TASK:
Copy the rows word for word, from the very first row through the line that contains "edge-label: 返回历史数据 xyxy=(268,549,354,566)", including both of those lines.
* * * *
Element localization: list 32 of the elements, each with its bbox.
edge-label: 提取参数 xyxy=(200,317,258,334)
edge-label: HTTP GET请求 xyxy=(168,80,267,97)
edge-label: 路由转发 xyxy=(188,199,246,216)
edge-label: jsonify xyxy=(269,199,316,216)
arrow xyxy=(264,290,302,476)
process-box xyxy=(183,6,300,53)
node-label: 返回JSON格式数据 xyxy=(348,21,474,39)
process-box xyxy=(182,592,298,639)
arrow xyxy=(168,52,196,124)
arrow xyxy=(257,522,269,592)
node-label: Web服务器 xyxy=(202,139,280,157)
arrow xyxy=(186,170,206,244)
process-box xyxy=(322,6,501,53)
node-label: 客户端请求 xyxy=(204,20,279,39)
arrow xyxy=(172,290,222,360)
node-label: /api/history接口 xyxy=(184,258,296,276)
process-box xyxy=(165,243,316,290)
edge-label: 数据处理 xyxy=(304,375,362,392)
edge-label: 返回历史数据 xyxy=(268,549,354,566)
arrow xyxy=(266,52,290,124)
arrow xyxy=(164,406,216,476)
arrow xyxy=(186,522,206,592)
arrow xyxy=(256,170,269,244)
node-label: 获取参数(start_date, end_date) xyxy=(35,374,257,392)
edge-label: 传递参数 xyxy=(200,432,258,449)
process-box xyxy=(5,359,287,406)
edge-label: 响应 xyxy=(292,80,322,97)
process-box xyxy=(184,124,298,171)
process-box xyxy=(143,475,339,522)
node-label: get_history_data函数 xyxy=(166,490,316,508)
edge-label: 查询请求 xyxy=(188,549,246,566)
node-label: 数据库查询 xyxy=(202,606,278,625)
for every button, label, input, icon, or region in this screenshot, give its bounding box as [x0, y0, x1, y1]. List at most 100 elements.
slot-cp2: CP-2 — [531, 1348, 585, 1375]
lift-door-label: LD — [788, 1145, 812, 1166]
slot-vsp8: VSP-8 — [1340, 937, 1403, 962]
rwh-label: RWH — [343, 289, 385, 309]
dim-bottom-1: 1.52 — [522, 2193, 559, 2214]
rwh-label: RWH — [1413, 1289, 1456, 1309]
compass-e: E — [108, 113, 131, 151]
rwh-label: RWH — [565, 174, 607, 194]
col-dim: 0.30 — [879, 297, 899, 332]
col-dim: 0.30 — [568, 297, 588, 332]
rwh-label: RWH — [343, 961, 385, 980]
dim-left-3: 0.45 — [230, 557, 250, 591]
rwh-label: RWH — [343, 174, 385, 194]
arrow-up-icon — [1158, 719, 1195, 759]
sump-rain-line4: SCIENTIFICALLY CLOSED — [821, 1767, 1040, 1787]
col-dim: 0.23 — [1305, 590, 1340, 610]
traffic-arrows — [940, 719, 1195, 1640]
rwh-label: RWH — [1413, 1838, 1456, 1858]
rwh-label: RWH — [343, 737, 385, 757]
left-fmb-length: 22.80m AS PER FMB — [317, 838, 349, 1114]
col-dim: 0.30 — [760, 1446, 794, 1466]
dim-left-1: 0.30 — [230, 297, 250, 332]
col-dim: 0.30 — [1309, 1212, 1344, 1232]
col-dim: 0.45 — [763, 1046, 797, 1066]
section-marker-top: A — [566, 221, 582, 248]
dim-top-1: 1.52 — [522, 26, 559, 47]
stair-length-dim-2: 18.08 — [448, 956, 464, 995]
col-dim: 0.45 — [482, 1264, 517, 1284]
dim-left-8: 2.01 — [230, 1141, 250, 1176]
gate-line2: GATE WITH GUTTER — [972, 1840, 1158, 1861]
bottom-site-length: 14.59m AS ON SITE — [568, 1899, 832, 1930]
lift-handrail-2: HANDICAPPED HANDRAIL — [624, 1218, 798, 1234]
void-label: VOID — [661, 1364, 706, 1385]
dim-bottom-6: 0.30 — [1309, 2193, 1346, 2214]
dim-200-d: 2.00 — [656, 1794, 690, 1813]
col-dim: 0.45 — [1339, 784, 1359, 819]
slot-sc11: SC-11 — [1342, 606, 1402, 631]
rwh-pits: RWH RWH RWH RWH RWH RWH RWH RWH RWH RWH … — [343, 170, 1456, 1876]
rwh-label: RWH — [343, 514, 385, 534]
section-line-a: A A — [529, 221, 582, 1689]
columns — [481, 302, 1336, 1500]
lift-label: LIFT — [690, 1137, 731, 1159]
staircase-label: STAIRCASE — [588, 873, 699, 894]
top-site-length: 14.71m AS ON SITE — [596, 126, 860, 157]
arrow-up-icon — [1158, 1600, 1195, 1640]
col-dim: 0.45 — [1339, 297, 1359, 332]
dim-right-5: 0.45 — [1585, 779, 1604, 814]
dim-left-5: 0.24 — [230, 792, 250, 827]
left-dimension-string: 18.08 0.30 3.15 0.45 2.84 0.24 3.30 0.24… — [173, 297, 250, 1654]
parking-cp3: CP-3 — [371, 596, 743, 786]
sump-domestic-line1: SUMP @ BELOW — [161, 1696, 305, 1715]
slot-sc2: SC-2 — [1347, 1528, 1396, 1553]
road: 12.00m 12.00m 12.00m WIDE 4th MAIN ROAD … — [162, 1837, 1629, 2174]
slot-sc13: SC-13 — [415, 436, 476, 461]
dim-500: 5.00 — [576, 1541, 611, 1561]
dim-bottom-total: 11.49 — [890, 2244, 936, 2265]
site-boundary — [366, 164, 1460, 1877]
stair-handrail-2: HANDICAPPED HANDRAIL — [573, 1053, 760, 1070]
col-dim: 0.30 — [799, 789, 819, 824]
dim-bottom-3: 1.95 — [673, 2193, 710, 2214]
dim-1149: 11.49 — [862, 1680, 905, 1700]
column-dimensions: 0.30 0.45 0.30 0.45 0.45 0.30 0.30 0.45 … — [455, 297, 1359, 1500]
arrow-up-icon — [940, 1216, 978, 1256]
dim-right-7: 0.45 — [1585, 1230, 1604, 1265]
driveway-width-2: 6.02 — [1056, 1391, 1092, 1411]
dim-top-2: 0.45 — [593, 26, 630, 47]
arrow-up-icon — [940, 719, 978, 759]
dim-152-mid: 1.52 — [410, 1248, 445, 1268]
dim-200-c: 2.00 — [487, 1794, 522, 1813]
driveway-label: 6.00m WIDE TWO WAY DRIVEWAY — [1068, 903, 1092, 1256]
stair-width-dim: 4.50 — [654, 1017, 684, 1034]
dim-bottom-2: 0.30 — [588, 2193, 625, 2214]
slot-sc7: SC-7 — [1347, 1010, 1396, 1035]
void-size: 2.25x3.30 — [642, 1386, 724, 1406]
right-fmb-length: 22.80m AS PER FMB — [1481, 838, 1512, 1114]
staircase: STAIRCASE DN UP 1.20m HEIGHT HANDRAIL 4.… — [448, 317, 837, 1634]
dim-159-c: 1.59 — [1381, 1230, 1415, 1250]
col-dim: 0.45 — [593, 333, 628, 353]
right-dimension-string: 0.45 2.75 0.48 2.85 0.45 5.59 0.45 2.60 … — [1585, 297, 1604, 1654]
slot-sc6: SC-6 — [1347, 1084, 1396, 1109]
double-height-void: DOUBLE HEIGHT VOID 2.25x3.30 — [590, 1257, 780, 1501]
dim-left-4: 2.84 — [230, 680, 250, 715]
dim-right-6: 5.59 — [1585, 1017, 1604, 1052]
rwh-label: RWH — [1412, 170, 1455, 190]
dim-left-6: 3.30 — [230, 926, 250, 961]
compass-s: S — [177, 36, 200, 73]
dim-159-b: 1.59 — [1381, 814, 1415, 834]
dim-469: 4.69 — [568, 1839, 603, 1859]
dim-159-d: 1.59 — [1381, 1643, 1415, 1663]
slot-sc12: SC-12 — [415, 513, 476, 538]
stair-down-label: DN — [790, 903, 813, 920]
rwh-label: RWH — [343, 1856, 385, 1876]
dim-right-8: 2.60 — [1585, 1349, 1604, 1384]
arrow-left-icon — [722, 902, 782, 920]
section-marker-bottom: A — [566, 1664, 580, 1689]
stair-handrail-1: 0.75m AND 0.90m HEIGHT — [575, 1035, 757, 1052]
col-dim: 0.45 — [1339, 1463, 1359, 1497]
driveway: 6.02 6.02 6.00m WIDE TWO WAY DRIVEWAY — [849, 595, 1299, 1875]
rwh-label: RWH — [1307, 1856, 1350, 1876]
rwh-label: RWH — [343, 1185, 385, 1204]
* * * *
ANSWER TO THE TASK:
Element localization: list 32 of the elements, each with its bbox.
edge-label: 提取参数 xyxy=(200,317,258,334)
edge-label: HTTP GET请求 xyxy=(168,80,267,97)
edge-label: 路由转发 xyxy=(188,199,246,216)
edge-label: jsonify xyxy=(269,199,316,216)
arrow xyxy=(264,290,302,476)
process-box xyxy=(183,6,300,53)
node-label: 返回JSON格式数据 xyxy=(348,21,474,39)
process-box xyxy=(182,592,298,639)
arrow xyxy=(168,52,196,124)
arrow xyxy=(257,522,269,592)
node-label: Web服务器 xyxy=(202,139,280,157)
arrow xyxy=(186,170,206,244)
process-box xyxy=(322,6,501,53)
node-label: 客户端请求 xyxy=(204,20,279,39)
arrow xyxy=(172,290,222,360)
node-label: /api/history接口 xyxy=(184,258,296,276)
process-box xyxy=(165,243,316,290)
edge-label: 数据处理 xyxy=(304,375,362,392)
edge-label: 返回历史数据 xyxy=(268,549,354,566)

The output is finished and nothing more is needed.